- [EXERCISE REQUIREMENTS]
Show every line that has the string "iPadのはなし" in it.

________

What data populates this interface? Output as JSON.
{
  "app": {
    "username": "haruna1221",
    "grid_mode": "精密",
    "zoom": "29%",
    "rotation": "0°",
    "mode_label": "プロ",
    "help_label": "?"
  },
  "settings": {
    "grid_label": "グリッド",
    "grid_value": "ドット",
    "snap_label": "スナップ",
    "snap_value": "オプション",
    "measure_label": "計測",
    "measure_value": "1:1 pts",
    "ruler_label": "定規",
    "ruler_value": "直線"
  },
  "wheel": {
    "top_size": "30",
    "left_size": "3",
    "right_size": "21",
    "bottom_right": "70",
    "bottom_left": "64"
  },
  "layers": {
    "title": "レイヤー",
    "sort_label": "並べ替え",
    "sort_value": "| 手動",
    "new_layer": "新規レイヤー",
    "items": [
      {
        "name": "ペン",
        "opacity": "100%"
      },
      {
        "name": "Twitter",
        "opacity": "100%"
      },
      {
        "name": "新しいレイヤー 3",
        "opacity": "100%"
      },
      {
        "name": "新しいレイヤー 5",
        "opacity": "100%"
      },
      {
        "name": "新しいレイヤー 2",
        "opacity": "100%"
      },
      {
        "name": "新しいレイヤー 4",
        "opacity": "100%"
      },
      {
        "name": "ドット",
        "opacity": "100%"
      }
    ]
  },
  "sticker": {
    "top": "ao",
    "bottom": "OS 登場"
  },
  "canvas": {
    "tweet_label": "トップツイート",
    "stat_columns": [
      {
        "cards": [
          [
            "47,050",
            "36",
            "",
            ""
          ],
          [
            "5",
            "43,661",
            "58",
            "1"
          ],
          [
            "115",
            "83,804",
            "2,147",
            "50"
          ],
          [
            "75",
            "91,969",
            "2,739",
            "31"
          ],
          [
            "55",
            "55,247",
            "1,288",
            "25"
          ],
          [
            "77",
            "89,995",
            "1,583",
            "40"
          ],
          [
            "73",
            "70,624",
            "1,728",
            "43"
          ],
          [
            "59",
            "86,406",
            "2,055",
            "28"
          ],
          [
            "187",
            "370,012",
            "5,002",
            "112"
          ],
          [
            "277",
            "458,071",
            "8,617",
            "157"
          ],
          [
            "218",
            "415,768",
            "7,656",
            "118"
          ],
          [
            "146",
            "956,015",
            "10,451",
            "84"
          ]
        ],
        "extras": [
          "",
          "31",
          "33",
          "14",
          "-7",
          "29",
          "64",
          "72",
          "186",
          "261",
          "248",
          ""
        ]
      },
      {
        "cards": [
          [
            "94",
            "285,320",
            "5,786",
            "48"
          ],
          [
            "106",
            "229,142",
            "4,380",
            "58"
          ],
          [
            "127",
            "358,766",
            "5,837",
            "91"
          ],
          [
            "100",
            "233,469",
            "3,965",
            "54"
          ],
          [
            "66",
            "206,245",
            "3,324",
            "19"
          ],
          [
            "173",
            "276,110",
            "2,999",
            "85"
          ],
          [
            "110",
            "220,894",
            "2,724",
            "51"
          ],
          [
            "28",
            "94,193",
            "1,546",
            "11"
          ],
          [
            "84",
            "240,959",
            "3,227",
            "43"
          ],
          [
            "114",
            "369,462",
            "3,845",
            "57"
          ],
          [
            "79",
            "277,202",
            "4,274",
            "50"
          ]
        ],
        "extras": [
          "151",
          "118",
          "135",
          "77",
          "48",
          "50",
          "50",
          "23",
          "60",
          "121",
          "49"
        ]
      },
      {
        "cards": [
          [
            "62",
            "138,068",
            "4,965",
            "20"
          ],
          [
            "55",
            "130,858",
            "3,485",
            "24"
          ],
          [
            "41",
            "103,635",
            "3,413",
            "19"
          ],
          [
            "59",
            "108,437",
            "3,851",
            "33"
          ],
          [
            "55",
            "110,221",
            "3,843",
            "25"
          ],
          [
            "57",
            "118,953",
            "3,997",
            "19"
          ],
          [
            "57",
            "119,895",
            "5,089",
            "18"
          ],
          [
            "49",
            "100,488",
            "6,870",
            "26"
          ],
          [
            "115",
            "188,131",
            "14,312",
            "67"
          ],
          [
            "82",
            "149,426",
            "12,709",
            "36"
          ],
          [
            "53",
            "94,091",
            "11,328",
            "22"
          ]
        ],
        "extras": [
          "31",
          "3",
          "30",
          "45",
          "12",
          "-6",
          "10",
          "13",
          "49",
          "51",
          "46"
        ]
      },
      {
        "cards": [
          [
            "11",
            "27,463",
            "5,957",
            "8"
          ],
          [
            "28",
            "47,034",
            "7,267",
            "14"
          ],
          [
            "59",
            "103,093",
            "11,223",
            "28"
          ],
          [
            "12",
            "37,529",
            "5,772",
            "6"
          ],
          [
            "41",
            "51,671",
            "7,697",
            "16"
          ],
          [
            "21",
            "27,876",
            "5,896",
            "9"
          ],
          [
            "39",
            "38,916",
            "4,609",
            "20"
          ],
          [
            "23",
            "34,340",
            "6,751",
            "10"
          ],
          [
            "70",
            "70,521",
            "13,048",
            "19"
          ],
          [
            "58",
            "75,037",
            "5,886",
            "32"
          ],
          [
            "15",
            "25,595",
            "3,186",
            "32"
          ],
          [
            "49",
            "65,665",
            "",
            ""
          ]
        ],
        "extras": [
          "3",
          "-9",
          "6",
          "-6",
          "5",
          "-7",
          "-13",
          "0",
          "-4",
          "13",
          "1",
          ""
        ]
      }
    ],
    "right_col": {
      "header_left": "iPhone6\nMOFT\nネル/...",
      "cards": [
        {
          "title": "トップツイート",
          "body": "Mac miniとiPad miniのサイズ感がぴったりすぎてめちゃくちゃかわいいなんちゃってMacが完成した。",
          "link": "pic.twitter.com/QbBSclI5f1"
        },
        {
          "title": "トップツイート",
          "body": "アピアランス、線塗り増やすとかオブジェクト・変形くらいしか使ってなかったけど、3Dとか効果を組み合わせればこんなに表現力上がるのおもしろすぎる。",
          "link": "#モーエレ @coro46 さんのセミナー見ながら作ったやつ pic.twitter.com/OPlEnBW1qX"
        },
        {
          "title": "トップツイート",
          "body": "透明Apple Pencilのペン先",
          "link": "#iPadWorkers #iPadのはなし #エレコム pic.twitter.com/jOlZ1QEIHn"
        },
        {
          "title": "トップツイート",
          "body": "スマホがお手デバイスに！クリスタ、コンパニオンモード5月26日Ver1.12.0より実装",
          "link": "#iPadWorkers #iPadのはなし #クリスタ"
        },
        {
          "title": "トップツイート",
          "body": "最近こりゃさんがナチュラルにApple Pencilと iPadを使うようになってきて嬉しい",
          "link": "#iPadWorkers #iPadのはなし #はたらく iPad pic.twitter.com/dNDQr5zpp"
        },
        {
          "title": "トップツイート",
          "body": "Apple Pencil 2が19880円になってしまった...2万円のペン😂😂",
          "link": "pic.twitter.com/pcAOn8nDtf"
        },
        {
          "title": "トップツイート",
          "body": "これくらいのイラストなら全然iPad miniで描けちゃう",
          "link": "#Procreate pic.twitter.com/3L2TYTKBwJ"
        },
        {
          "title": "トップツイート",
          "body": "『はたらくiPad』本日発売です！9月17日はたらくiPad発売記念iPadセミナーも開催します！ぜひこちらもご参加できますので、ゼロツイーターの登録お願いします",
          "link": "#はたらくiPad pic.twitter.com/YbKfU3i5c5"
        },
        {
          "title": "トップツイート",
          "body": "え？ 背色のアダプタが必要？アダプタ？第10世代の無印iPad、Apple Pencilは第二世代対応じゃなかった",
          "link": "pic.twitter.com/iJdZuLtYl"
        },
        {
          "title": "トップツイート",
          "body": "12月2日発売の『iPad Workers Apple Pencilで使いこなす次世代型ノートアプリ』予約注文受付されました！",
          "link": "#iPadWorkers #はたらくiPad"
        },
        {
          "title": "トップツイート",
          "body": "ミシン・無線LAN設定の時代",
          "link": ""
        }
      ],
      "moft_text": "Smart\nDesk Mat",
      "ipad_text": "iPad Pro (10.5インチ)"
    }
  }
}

________

- [RESPONSE TO THE TASK]
          "link": "#iPadWorkers #iPadのはなし #エレコム pic.twitter.com/jOlZ1QEIHn"
          "link": "#iPadWorkers #iPadのはなし #クリスタ"
          "link": "#iPadWorkers #iPadのはなし #はたらく iPad pic.twitter.com/dNDQr5zpp"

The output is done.